| Task details |
All entries are to be given again verbatim.

Extracted data entries
——————
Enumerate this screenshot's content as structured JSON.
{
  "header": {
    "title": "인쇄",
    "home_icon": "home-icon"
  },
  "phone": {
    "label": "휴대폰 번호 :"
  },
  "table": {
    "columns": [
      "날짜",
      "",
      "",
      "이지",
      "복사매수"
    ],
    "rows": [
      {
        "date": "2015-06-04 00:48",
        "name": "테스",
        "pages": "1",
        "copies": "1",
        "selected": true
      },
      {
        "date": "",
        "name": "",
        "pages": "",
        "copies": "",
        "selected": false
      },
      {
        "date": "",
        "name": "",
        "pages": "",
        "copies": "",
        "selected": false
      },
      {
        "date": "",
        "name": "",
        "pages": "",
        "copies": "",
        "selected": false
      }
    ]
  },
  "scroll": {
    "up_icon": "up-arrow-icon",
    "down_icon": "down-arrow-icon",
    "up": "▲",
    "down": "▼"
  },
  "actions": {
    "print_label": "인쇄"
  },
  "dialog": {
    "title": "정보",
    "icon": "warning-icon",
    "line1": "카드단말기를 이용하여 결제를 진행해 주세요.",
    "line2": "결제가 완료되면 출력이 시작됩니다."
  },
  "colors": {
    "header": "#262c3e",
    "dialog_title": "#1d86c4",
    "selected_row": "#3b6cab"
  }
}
——————
| Expected answer |
Enumerate this screenshot's content as structured JSON.
{
  "header": {
    "title": "인쇄",
    "home_icon": "home-icon"
  },
  "phone": {
    "label": "휴대폰 번호 :"
  },
  "table": {
    "columns": [
      "날짜",
      "",
      "",
      "이지",
      "복사매수"
    ],
    "rows": [
      {
        "date": "2015-06-04 00:48",
        "name": "테스",
        "pages": "1",
        "copies": "1",
        "selected": true
      },
      {
        "date": "",
        "name": "",
        "pages": "",
        "copies": "",
        "selected": false
      },
      {
        "date": "",
        "name": "",
        "pages": "",
        "copies": "",
        "selected": false
      },
      {
        "date": "",
        "name": "",
        "pages": "",
        "copies": "",
        "selected": false
      }
    ]
  },
  "scroll": {
    "up_icon": "up-arrow-icon",
    "down_icon": "down-arrow-icon",
    "up": "▲",
    "down": "▼"
  },
  "actions": {
    "print_label": "인쇄"
  },
  "dialog": {
    "title": "정보",
    "icon": "warning-icon",
    "line1": "카드단말기를 이용하여 결제를 진행해 주세요.",
    "line2": "결제가 완료되면 출력이 시작됩니다."
  },
  "colors": {
    "header": "#262c3e",
    "dialog_title": "#1d86c4",
    "selected_row": "#3b6cab"
  }
}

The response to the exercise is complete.